> What the exercise asks
Count each line below that has "text" anywhere in it. Answer with the total alone.

> Supplied records
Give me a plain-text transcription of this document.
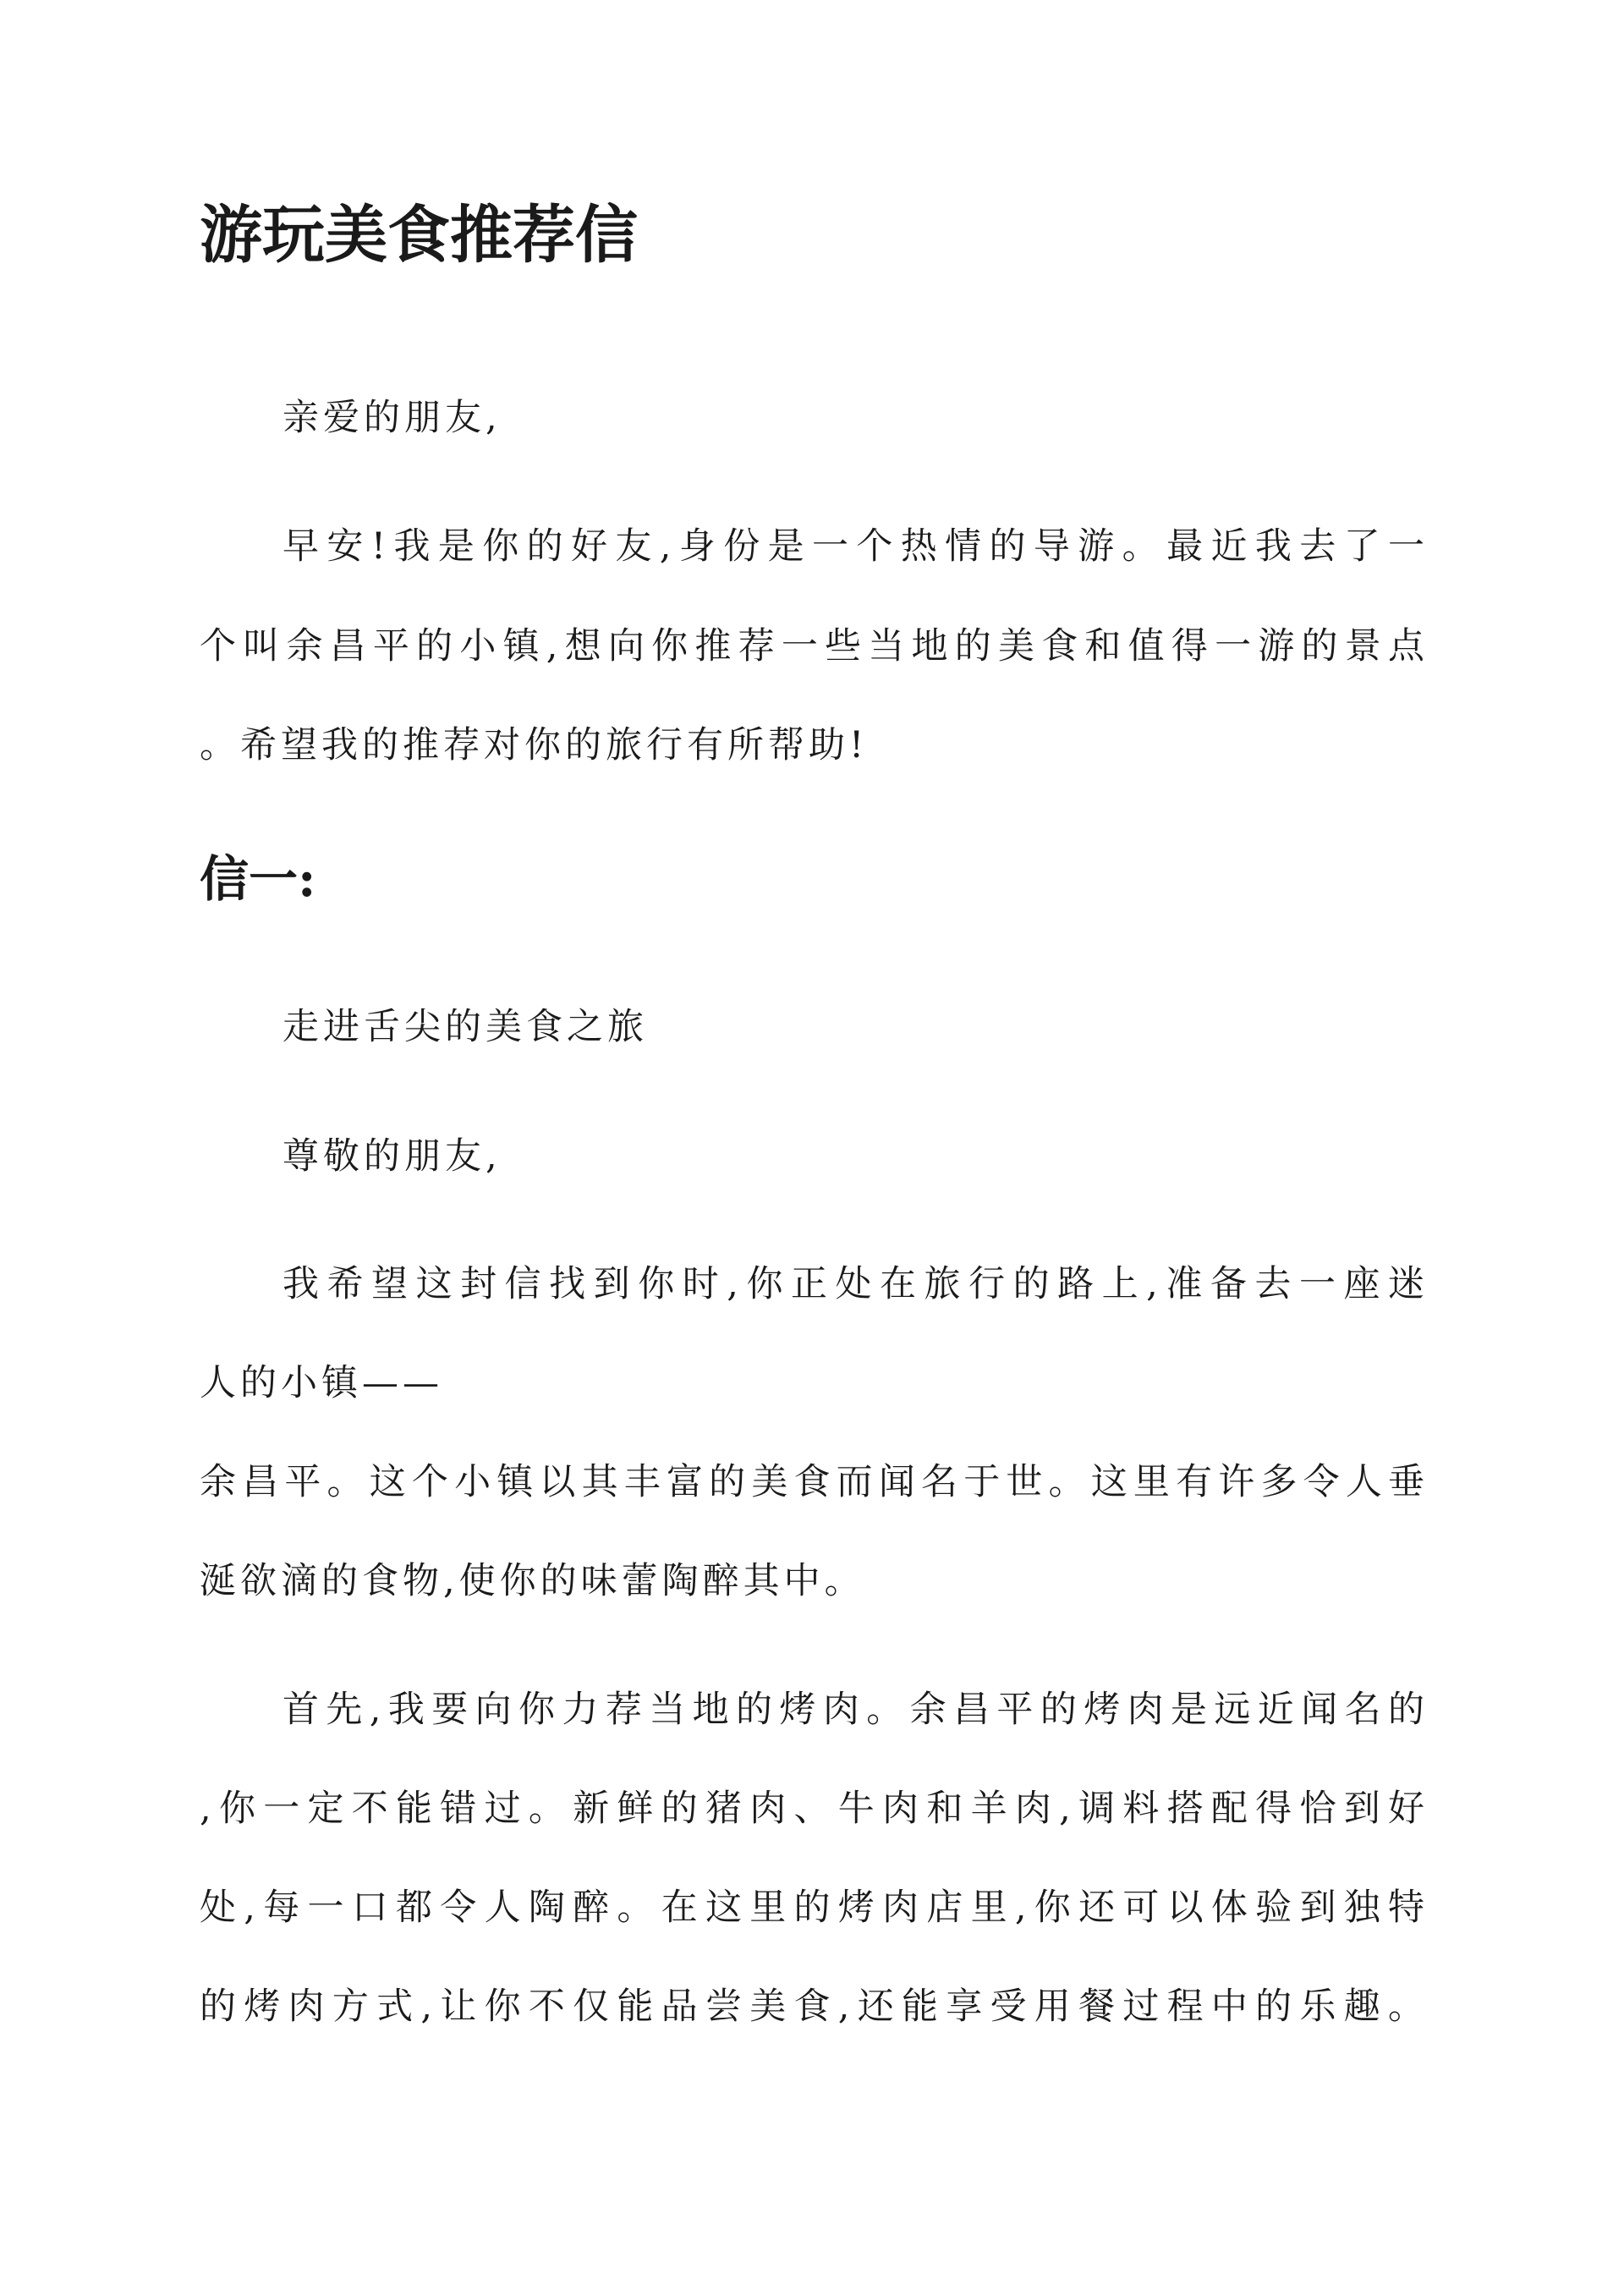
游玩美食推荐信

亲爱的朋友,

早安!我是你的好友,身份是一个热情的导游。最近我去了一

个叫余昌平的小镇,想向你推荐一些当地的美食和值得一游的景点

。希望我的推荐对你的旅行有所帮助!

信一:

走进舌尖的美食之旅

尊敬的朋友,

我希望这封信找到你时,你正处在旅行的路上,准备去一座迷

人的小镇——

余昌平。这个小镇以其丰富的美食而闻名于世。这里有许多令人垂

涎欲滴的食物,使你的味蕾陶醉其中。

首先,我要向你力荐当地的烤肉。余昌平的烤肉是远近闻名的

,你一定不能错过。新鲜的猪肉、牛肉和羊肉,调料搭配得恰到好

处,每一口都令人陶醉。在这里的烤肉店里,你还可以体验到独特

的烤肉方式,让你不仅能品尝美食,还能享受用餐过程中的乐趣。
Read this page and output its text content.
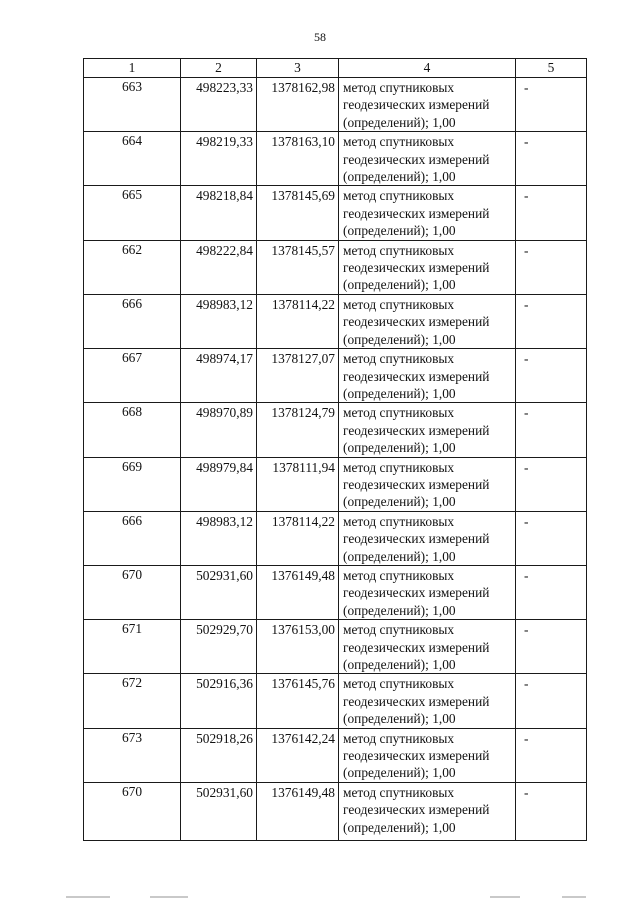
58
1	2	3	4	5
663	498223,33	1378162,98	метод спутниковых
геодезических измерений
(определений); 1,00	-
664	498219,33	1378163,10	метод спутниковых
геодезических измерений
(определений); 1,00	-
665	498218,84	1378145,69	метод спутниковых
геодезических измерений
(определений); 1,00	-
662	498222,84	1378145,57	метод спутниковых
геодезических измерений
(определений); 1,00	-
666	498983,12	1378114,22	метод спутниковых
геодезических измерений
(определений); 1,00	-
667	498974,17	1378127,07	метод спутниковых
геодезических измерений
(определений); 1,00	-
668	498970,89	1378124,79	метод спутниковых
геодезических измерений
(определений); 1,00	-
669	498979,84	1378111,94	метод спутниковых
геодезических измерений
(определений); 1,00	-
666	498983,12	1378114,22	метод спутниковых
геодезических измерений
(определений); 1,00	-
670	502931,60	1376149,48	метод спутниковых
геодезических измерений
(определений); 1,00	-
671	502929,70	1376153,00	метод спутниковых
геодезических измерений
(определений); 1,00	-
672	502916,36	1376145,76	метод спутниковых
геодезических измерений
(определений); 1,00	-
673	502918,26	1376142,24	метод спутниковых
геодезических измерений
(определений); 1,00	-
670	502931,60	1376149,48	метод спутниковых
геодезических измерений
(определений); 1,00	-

> Response to the task
2